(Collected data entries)
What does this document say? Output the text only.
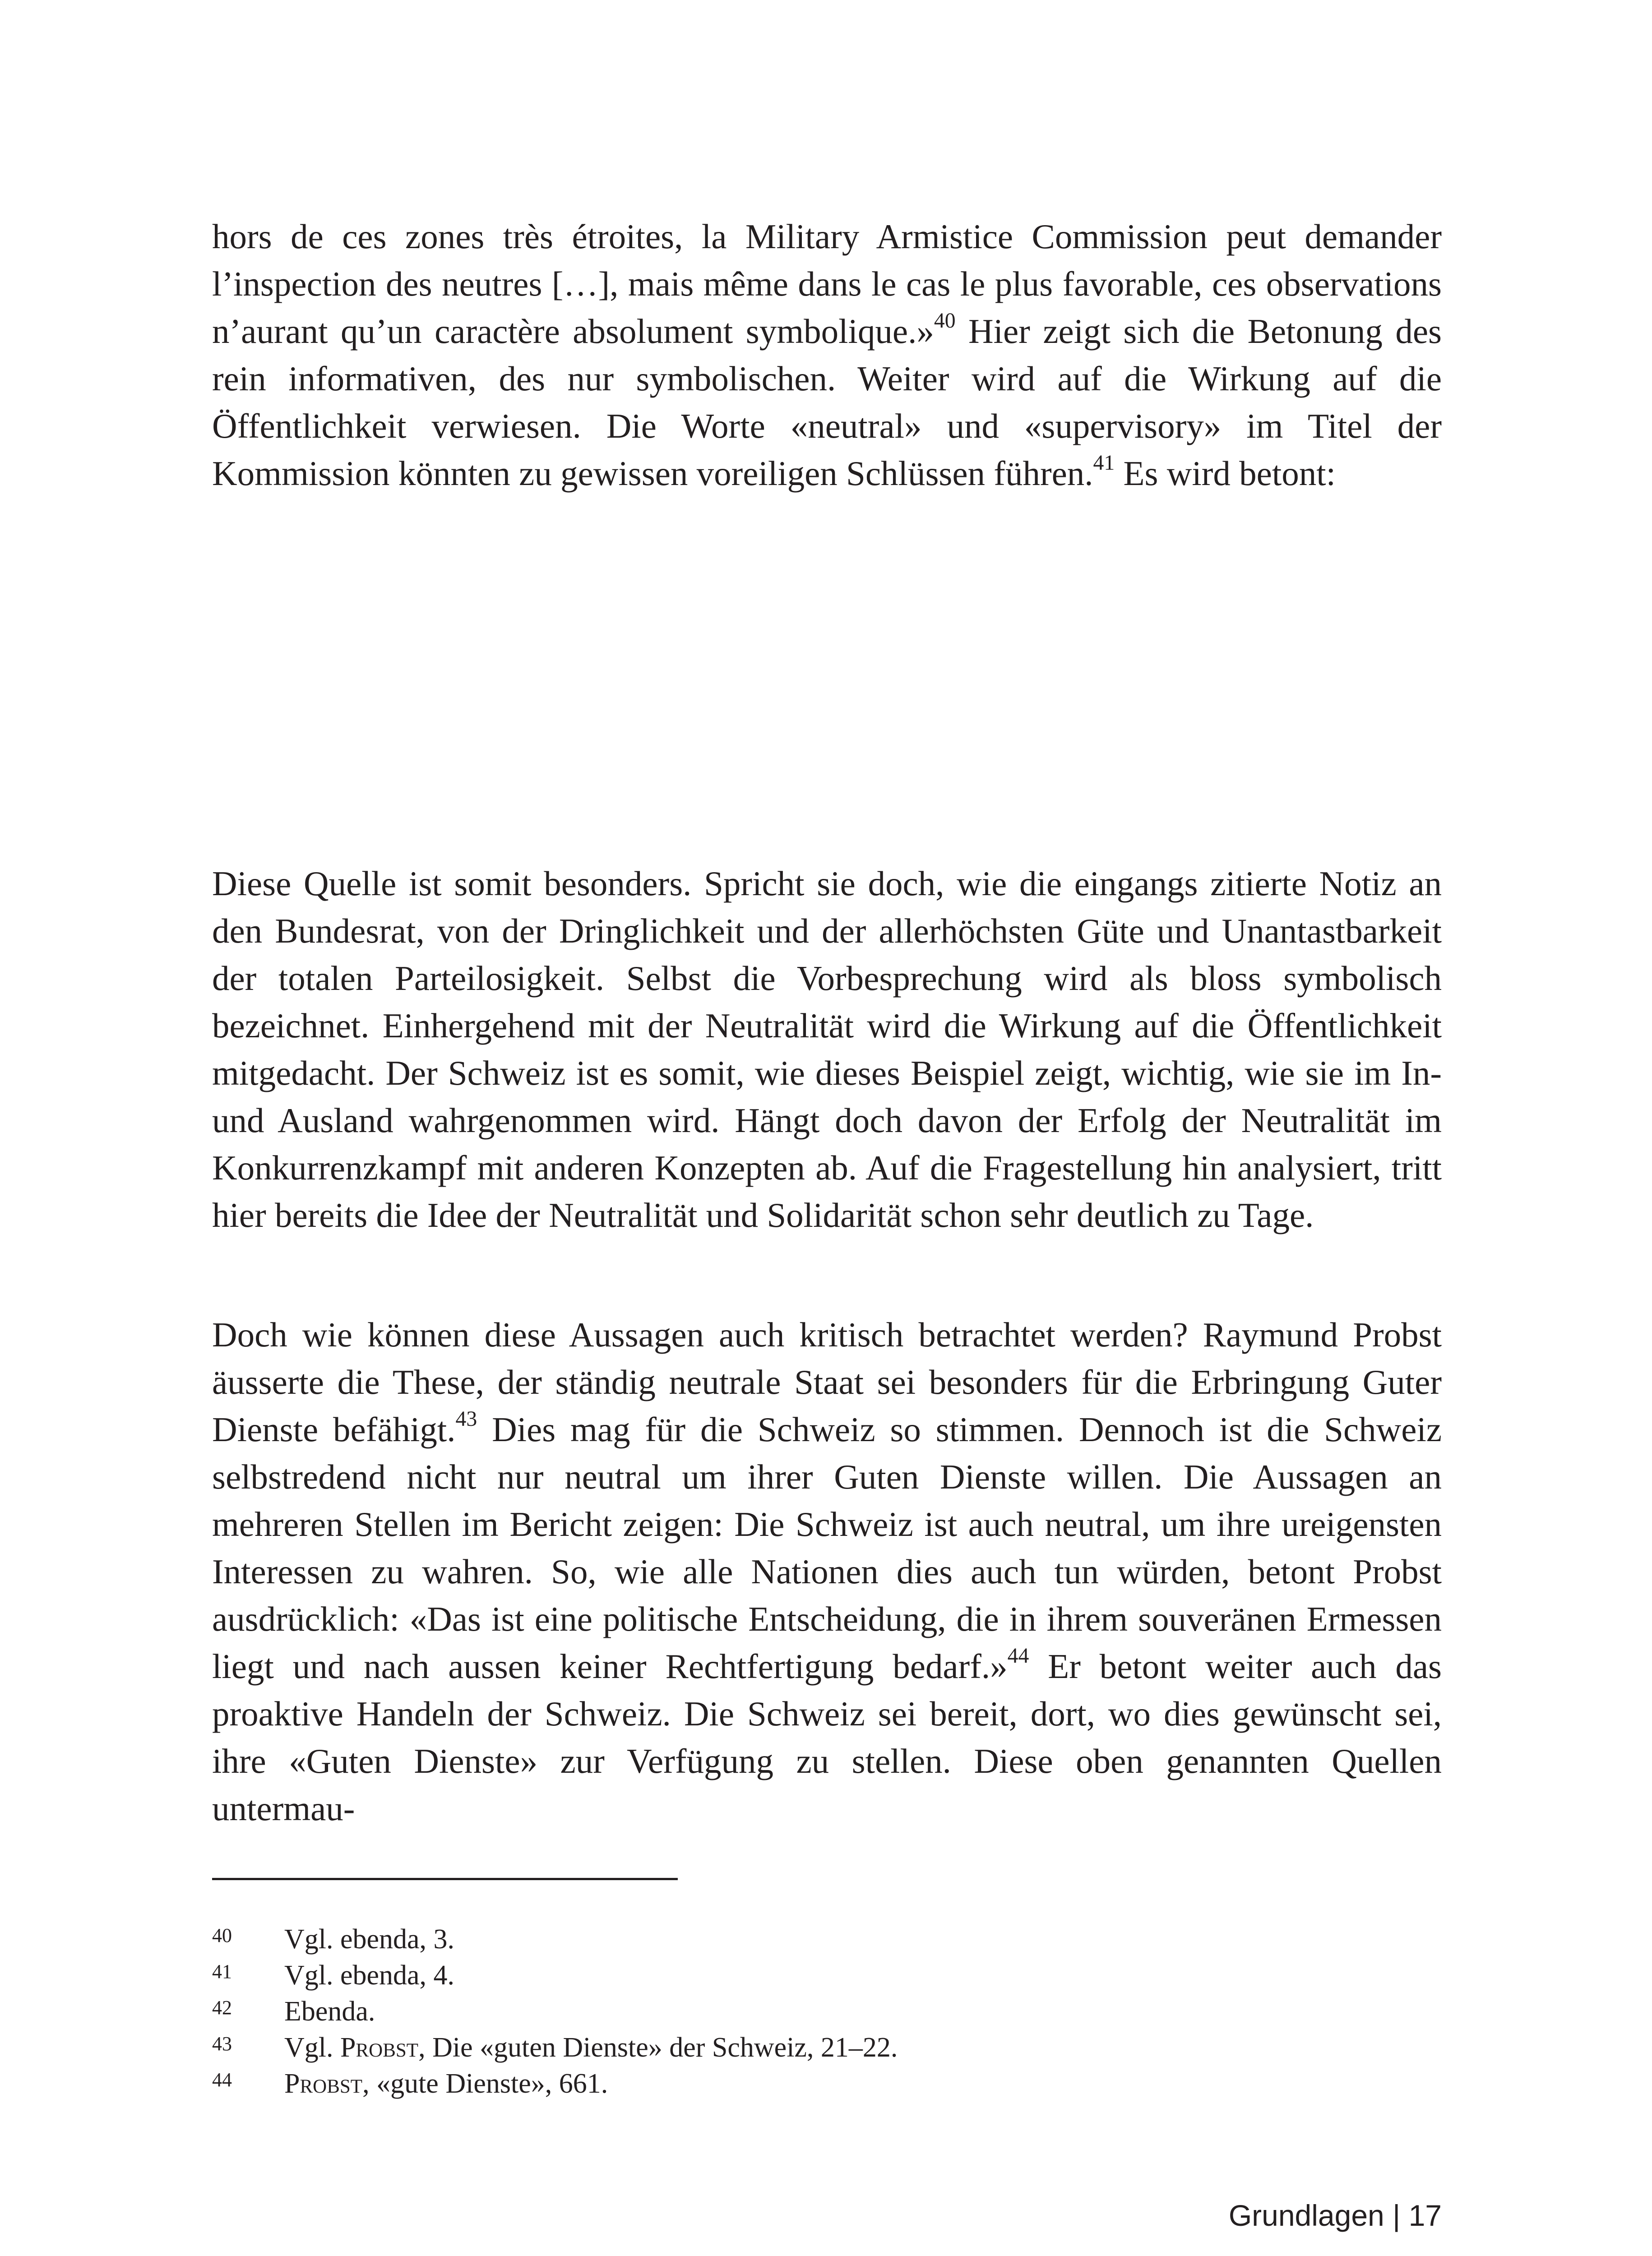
hors de ces zones très étroites, la Military Armistice Commission peut demander l’inspection des neutres […], mais même dans le cas le plus favorable, ces observations n’aurant qu’un caractère absolument symbolique.»$^{40}$ Hier zeigt sich die Betonung des rein informativen, des nur symbolischen. Weiter wird auf die Wirkung auf die Öffentlichkeit verwiesen. Die Worte «neutral» und «supervisory» im Titel der Kommission könnten zu gewissen voreiligen Schlüssen führen.$^{41}$ Es wird betont:

Diese Quelle ist somit besonders. Spricht sie doch, wie die eingangs zitierte Notiz an den Bundesrat, von der Dringlichkeit und der allerhöchsten Güte und Unantastbarkeit der totalen Parteilosigkeit. Selbst die Vorbesprechung wird als bloss symbolisch bezeichnet. Einhergehend mit der Neutralität wird die Wirkung auf die Öffentlichkeit mitgedacht. Der Schweiz ist es somit, wie dieses Beispiel zeigt, wichtig, wie sie im In- und Ausland wahrgenommen wird. Hängt doch davon der Erfolg der Neutralität im Konkurrenzkampf mit anderen Konzepten ab. Auf die Fragestellung hin analysiert, tritt hier bereits die Idee der Neutralität und Solidarität schon sehr deutlich zu Tage.

Doch wie können diese Aussagen auch kritisch betrachtet werden? Raymund Probst äusserte die These, der ständig neutrale Staat sei besonders für die Erbringung Guter Dienste befähigt.$^{43}$ Dies mag für die Schweiz so stimmen. Dennoch ist die Schweiz selbstredend nicht nur neutral um ihrer Guten Dienste willen. Die Aussagen an mehreren Stellen im Bericht zeigen: Die Schweiz ist auch neutral, um ihre ureigensten Interessen zu wahren. So, wie alle Nationen dies auch tun würden, betont Probst ausdrücklich: «Das ist eine politische Entscheidung, die in ihrem souveränen Ermessen liegt und nach aussen keiner Rechtfertigung bedarf.»$^{44}$ Er betont weiter auch das proaktive Handeln der Schweiz. Die Schweiz sei bereit, dort, wo dies gewünscht sei, ihre «Guten Dienste» zur Verfügung zu stellen. Diese oben genannten Quellen untermau-

40	Vgl. ebenda, 3.
41	Vgl. ebenda, 4.
42	Ebenda.
43	Vgl. Probst, Die «guten Dienste» der Schweiz, 21–22.
44	Probst, «gute Dienste», 661.
Grundlagen | 17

→ **ASSIGNMENT**: Output the data exactly as it is, with the pictures dropped.

→ **EXERCISE RESULT**:
What does this document say? Output the text only.
hors de ces zones très étroites, la Military Armistice Commission peut demander l’inspection des neutres […], mais même dans le cas le plus favorable, ces observations n’aurant qu’un caractère absolument symbolique.»$^{40}$ Hier zeigt sich die Betonung des rein informativen, des nur symbolischen. Weiter wird auf die Wirkung auf die Öffentlichkeit verwiesen. Die Worte «neutral» und «supervisory» im Titel der Kommission könnten zu gewissen voreiligen Schlüssen führen.$^{41}$ Es wird betont:

Diese Quelle ist somit besonders. Spricht sie doch, wie die eingangs zitierte Notiz an den Bundesrat, von der Dringlichkeit und der allerhöchsten Güte und Unantastbarkeit der totalen Parteilosigkeit. Selbst die Vorbesprechung wird als bloss symbolisch bezeichnet. Einhergehend mit der Neutralität wird die Wirkung auf die Öffentlichkeit mitgedacht. Der Schweiz ist es somit, wie dieses Beispiel zeigt, wichtig, wie sie im In- und Ausland wahrgenommen wird. Hängt doch davon der Erfolg der Neutralität im Konkurrenzkampf mit anderen Konzepten ab. Auf die Fragestellung hin analysiert, tritt hier bereits die Idee der Neutralität und Solidarität schon sehr deutlich zu Tage.

Doch wie können diese Aussagen auch kritisch betrachtet werden? Raymund Probst äusserte die These, der ständig neutrale Staat sei besonders für die Erbringung Guter Dienste befähigt.$^{43}$ Dies mag für die Schweiz so stimmen. Dennoch ist die Schweiz selbstredend nicht nur neutral um ihrer Guten Dienste willen. Die Aussagen an mehreren Stellen im Bericht zeigen: Die Schweiz ist auch neutral, um ihre ureigensten Interessen zu wahren. So, wie alle Nationen dies auch tun würden, betont Probst ausdrücklich: «Das ist eine politische Entscheidung, die in ihrem souveränen Ermessen liegt und nach aussen keiner Rechtfertigung bedarf.»$^{44}$ Er betont weiter auch das proaktive Handeln der Schweiz. Die Schweiz sei bereit, dort, wo dies gewünscht sei, ihre «Guten Dienste» zur Verfügung zu stellen. Diese oben genannten Quellen untermau-

40	Vgl. ebenda, 3.
41	Vgl. ebenda, 4.
42	Ebenda.
43	Vgl. Probst, Die «guten Dienste» der Schweiz, 21–22.
44	Probst, «gute Dienste», 661.
Grundlagen | 17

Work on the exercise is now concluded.